Entries from a dataset

--------------------

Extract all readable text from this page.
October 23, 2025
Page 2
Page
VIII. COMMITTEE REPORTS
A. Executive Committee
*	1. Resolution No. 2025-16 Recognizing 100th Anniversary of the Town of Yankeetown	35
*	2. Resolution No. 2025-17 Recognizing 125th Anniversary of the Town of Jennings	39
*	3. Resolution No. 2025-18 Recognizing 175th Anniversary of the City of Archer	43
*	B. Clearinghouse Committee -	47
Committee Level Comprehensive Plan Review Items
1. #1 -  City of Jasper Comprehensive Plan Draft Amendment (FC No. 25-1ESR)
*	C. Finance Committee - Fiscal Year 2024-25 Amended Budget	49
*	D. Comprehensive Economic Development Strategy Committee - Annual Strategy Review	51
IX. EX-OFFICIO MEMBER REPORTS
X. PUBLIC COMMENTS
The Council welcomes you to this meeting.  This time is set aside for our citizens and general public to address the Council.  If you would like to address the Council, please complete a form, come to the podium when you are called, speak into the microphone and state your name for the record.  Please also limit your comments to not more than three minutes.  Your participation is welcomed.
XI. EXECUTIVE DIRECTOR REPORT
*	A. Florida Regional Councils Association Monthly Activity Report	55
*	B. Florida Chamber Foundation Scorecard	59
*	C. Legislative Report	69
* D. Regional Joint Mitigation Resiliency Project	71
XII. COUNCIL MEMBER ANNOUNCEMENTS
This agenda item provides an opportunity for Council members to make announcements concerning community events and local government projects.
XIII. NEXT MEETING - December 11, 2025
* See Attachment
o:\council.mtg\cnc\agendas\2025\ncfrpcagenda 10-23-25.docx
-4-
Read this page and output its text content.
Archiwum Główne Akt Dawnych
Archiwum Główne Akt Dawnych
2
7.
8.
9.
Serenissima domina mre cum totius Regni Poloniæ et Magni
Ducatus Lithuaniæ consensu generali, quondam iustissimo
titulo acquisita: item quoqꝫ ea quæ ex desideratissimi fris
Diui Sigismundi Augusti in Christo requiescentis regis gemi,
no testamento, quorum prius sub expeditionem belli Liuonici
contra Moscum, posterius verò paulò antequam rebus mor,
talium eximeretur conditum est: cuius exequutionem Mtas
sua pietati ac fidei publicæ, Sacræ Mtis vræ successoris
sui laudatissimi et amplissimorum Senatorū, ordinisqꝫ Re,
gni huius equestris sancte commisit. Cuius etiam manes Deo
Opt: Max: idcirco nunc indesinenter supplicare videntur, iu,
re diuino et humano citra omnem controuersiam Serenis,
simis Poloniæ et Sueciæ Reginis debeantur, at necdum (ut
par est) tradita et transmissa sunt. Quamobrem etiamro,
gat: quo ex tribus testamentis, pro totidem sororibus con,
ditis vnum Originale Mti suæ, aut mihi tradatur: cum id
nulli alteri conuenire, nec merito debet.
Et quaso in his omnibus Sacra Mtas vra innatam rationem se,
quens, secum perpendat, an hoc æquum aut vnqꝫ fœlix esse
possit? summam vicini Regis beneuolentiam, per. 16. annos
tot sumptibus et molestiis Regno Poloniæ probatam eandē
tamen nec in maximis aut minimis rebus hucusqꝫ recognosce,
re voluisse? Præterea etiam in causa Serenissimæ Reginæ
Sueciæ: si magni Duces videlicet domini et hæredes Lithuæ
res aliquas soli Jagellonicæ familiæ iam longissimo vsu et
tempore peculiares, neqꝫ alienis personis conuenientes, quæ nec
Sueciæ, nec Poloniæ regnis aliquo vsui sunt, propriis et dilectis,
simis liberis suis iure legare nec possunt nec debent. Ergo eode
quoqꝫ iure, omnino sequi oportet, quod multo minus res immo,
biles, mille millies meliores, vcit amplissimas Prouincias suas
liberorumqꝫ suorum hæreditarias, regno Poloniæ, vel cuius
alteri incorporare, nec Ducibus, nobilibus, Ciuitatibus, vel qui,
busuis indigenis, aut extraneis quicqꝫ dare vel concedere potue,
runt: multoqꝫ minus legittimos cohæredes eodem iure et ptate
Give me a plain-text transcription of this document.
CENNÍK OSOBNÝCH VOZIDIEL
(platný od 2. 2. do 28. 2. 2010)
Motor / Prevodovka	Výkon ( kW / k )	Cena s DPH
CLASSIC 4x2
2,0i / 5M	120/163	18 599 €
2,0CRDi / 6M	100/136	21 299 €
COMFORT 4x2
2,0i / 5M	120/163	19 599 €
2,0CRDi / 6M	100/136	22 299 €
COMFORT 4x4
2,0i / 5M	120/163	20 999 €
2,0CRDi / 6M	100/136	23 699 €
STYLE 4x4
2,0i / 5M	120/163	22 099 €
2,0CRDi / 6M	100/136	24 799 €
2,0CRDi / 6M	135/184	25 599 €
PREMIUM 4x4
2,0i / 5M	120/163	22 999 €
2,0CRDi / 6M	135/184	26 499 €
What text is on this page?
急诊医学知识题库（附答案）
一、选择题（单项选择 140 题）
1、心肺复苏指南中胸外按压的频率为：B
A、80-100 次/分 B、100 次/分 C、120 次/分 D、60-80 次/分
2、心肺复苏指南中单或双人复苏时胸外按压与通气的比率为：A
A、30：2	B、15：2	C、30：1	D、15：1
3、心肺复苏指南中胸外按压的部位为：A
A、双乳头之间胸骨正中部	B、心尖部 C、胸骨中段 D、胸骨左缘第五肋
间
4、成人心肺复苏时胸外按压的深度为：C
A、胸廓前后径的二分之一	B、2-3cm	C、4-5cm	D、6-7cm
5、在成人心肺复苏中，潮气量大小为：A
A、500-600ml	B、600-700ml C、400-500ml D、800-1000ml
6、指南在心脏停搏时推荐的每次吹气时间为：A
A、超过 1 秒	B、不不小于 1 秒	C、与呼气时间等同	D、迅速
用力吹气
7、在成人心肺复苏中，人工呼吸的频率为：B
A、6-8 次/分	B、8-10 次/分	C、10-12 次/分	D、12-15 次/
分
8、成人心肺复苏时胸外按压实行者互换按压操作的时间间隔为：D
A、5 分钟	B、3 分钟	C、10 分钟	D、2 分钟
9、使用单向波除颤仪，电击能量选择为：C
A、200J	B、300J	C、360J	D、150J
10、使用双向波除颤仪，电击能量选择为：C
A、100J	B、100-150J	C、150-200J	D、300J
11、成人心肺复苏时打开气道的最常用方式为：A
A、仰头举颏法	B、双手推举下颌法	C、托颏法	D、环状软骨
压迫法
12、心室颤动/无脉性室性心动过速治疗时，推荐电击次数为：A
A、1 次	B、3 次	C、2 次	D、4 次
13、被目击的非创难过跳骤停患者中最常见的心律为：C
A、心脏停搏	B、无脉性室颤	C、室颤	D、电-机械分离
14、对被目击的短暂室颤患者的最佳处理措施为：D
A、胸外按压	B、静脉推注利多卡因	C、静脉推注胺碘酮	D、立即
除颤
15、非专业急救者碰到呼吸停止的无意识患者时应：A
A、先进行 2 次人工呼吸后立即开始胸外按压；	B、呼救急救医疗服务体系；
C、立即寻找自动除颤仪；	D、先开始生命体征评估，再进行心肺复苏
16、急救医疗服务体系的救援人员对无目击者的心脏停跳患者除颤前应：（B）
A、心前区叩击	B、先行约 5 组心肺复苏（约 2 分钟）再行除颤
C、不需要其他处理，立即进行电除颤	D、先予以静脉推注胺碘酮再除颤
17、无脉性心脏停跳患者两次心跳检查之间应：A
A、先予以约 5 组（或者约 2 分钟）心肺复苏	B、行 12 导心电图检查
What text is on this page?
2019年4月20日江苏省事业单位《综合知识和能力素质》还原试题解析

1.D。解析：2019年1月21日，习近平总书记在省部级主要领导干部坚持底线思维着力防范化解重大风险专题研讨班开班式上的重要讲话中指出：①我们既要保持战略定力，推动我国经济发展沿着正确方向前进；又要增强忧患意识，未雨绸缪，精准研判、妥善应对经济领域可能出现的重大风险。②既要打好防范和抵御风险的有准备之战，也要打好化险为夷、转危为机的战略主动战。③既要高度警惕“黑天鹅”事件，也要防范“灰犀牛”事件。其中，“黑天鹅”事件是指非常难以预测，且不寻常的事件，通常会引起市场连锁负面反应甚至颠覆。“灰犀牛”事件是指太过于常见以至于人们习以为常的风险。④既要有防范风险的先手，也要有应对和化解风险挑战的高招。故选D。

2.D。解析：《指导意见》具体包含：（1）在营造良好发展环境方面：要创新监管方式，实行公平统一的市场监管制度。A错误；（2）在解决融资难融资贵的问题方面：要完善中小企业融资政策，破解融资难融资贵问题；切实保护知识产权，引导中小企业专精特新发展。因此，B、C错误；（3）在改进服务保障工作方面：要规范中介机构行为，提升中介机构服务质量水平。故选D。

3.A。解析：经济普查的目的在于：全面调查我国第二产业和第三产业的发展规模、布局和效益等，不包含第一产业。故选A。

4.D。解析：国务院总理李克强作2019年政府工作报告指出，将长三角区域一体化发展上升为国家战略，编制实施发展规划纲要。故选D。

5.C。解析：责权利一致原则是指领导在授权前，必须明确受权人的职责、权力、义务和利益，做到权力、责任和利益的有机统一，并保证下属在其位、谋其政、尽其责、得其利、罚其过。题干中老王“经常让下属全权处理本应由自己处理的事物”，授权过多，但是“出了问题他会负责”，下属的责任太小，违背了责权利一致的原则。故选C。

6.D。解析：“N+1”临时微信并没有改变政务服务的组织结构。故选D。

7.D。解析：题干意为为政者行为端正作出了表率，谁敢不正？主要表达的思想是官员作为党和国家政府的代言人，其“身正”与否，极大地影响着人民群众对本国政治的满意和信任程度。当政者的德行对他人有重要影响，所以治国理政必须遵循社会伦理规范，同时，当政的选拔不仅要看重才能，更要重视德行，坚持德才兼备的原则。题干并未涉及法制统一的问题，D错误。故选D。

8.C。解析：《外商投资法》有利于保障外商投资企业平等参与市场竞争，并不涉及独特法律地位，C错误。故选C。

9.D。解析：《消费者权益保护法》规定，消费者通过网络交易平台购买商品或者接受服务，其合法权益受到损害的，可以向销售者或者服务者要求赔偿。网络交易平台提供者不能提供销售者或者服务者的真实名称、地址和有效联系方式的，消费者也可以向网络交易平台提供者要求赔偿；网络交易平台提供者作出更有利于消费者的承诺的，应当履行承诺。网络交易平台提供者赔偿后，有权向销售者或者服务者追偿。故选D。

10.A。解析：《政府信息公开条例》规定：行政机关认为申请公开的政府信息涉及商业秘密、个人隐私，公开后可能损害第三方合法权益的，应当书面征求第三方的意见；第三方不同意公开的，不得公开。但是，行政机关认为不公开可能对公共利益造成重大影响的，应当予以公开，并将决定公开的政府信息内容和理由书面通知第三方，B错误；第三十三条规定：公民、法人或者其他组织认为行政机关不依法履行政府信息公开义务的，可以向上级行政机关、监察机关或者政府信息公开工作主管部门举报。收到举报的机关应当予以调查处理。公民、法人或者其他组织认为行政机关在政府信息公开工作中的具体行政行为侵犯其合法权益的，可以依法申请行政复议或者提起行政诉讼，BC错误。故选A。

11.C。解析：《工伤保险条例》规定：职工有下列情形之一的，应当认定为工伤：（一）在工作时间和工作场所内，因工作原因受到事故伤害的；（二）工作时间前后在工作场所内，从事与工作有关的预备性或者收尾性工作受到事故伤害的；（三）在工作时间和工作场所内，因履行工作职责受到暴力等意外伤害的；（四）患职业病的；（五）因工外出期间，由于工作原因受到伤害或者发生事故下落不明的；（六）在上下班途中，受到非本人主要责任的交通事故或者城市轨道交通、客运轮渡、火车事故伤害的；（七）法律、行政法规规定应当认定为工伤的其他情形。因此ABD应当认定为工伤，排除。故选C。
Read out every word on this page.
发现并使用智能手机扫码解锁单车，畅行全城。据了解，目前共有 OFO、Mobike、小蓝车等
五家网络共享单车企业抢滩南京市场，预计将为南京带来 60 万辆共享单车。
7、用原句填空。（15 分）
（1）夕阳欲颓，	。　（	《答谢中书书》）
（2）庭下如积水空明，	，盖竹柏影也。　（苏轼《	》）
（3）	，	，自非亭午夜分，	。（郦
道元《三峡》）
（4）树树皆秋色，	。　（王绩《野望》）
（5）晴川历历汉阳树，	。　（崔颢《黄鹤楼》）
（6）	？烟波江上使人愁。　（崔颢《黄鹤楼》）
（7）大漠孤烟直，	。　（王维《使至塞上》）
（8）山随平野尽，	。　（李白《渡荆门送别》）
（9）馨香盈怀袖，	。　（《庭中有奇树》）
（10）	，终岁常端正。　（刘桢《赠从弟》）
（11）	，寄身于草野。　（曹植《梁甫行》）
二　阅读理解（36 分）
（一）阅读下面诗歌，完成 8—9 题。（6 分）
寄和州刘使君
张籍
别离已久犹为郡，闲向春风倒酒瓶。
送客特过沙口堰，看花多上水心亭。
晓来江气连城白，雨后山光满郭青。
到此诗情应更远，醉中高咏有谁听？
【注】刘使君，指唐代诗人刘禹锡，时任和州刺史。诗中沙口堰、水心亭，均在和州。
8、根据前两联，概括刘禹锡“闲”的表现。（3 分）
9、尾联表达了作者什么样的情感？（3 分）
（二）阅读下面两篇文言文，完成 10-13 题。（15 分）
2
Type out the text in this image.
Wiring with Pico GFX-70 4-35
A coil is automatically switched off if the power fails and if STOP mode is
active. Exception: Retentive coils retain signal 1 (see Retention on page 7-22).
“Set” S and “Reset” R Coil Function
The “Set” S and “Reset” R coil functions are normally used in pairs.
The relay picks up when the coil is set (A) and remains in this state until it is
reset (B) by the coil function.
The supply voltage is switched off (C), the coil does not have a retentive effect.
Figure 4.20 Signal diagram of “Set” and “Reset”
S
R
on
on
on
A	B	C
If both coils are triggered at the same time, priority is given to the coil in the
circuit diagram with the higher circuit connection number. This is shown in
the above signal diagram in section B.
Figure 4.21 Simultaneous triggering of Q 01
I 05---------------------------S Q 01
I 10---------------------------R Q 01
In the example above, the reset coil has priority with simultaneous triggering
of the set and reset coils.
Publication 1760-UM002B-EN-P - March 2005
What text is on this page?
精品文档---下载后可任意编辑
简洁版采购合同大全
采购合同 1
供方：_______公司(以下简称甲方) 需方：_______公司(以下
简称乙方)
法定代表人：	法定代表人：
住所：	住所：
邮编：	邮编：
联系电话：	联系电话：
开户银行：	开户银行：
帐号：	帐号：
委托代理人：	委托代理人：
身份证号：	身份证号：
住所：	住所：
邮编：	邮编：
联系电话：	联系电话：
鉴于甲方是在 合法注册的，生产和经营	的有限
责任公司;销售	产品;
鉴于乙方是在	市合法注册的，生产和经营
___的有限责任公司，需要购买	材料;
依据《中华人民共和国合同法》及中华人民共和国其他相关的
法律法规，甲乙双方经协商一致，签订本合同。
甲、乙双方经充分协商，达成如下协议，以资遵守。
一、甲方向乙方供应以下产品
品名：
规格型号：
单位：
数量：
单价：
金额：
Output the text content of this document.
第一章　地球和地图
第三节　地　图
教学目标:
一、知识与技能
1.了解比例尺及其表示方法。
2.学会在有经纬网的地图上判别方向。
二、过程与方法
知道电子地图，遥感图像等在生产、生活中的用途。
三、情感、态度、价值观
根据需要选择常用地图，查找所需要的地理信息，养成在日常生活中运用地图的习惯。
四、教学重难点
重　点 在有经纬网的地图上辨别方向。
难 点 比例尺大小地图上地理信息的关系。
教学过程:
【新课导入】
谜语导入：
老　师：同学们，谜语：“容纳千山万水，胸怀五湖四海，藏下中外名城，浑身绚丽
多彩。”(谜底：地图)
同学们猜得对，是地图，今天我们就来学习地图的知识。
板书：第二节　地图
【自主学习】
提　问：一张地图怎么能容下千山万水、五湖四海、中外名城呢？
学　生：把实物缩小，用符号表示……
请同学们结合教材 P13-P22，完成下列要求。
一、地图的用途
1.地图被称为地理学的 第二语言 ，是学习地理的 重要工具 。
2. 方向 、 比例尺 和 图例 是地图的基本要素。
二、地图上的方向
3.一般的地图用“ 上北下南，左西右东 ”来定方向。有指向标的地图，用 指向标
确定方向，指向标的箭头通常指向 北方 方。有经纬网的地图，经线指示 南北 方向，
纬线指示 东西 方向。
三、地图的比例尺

--------------------

Aim >> Set down, unchanged, the line that contains "Output the text content of this document." together with every later line in the records, through the last one.

Completed task >>
Output the text content of this document.
第一章　地球和地图
第三节　地　图
教学目标:
一、知识与技能
1.了解比例尺及其表示方法。
2.学会在有经纬网的地图上判别方向。
二、过程与方法
知道电子地图，遥感图像等在生产、生活中的用途。
三、情感、态度、价值观
根据需要选择常用地图，查找所需要的地理信息，养成在日常生活中运用地图的习惯。
四、教学重难点
重　点 在有经纬网的地图上辨别方向。
难 点 比例尺大小地图上地理信息的关系。
教学过程:
【新课导入】
谜语导入：
老　师：同学们，谜语：“容纳千山万水，胸怀五湖四海，藏下中外名城，浑身绚丽
多彩。”(谜底：地图)
同学们猜得对，是地图，今天我们就来学习地图的知识。
板书：第二节　地图
【自主学习】
提　问：一张地图怎么能容下千山万水、五湖四海、中外名城呢？
学　生：把实物缩小，用符号表示……
请同学们结合教材 P13-P22，完成下列要求。
一、地图的用途
1.地图被称为地理学的 第二语言 ，是学习地理的 重要工具 。
2. 方向 、 比例尺 和 图例 是地图的基本要素。
二、地图上的方向
3.一般的地图用“ 上北下南，左西右东 ”来定方向。有指向标的地图，用 指向标
确定方向，指向标的箭头通常指向 北方 方。有经纬网的地图，经线指示 南北 方向，
纬线指示 东西 方向。
三、地图的比例尺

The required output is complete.